Directions for this task — Filter the listing below, copying every line in which the word "name" appears.

Record excerpts —
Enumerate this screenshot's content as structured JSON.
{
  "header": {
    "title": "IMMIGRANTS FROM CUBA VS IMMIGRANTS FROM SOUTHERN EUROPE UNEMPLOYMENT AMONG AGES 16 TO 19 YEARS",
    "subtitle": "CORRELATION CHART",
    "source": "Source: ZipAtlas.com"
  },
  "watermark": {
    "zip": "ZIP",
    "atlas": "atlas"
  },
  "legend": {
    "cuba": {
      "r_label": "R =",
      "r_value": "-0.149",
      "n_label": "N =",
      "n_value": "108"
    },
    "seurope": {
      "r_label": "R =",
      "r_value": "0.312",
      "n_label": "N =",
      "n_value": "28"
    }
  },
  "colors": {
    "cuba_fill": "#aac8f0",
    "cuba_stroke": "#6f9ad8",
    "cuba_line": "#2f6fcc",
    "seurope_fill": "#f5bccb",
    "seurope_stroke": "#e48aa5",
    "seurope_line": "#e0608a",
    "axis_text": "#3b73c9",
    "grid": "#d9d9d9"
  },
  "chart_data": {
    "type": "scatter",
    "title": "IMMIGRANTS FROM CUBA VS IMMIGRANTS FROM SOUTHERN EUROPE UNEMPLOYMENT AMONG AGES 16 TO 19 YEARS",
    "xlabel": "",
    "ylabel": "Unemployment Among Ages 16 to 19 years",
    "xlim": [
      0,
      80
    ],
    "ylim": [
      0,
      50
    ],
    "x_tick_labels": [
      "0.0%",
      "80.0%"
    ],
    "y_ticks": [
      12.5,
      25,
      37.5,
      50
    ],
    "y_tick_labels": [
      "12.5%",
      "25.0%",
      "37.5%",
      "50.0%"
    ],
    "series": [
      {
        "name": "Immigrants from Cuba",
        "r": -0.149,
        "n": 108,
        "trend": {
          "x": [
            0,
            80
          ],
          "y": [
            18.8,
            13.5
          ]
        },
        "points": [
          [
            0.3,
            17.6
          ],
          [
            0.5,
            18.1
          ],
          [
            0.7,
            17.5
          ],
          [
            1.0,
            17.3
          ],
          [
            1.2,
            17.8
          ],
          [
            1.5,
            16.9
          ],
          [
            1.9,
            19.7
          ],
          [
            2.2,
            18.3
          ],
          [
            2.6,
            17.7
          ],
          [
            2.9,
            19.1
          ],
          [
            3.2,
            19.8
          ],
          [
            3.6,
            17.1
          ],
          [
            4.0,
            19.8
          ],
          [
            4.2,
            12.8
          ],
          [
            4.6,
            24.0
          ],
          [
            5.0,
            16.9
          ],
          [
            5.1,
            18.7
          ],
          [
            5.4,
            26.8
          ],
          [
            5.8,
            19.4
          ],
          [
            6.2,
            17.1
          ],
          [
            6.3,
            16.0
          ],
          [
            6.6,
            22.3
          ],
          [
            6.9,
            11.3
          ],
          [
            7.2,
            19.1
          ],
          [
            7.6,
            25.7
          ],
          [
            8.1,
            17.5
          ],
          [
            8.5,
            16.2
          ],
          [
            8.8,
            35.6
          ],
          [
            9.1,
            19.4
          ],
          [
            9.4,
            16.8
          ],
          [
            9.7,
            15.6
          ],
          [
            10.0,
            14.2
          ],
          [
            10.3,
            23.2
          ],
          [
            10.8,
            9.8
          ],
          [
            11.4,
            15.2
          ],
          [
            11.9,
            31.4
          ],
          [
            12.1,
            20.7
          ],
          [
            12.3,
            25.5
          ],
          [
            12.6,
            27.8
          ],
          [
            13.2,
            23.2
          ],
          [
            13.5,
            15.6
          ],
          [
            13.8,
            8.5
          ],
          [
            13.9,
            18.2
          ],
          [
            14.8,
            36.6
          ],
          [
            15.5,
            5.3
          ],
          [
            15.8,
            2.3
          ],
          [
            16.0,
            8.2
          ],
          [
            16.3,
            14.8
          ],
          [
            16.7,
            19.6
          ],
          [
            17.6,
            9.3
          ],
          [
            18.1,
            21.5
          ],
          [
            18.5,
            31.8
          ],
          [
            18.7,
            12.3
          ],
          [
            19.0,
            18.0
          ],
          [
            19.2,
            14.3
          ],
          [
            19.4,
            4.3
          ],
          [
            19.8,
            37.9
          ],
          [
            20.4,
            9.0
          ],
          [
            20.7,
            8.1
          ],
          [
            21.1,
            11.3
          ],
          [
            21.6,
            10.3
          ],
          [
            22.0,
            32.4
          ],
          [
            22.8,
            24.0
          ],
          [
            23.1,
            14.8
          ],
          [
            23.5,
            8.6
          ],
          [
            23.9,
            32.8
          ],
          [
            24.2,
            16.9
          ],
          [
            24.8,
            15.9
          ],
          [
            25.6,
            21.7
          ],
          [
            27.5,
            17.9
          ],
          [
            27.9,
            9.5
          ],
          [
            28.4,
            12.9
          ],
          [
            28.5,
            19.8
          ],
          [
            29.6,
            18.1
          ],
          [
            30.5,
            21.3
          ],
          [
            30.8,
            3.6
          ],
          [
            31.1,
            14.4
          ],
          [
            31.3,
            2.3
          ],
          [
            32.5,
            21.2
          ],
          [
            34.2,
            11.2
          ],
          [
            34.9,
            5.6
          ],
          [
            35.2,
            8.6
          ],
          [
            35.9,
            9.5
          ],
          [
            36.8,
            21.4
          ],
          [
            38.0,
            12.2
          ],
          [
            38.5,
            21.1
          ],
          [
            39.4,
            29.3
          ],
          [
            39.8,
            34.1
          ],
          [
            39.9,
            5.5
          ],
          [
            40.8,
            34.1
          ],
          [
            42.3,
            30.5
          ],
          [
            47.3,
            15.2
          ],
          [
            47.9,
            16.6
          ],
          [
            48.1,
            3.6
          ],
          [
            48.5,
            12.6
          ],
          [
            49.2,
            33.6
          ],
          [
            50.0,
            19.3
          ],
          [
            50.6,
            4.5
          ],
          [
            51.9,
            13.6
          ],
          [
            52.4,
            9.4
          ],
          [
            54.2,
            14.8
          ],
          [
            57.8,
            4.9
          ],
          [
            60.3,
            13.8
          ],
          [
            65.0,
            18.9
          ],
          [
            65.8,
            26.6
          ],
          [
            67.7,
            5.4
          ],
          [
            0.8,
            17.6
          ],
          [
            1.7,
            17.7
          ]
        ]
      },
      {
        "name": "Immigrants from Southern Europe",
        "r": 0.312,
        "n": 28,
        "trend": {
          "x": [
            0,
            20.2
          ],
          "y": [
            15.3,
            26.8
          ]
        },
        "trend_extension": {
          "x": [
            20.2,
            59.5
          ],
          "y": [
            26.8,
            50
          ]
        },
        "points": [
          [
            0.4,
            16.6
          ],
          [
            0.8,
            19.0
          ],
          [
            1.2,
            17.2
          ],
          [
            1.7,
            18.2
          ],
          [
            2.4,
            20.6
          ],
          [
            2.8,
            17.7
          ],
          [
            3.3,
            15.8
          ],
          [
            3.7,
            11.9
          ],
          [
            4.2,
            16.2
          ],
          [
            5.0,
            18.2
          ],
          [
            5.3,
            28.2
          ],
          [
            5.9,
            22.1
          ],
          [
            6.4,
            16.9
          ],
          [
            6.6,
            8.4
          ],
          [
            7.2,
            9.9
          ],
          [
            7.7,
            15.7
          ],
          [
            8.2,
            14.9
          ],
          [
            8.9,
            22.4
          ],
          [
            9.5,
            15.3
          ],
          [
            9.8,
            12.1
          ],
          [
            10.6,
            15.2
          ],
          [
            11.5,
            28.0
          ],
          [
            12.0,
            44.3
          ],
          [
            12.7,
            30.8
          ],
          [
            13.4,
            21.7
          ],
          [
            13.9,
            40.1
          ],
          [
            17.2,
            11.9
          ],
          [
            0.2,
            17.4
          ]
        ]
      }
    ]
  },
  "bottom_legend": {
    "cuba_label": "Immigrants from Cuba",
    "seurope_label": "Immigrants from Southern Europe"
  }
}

In response —
        "name": "Immigrants from Cuba",
        "name": "Immigrants from Southern Europe",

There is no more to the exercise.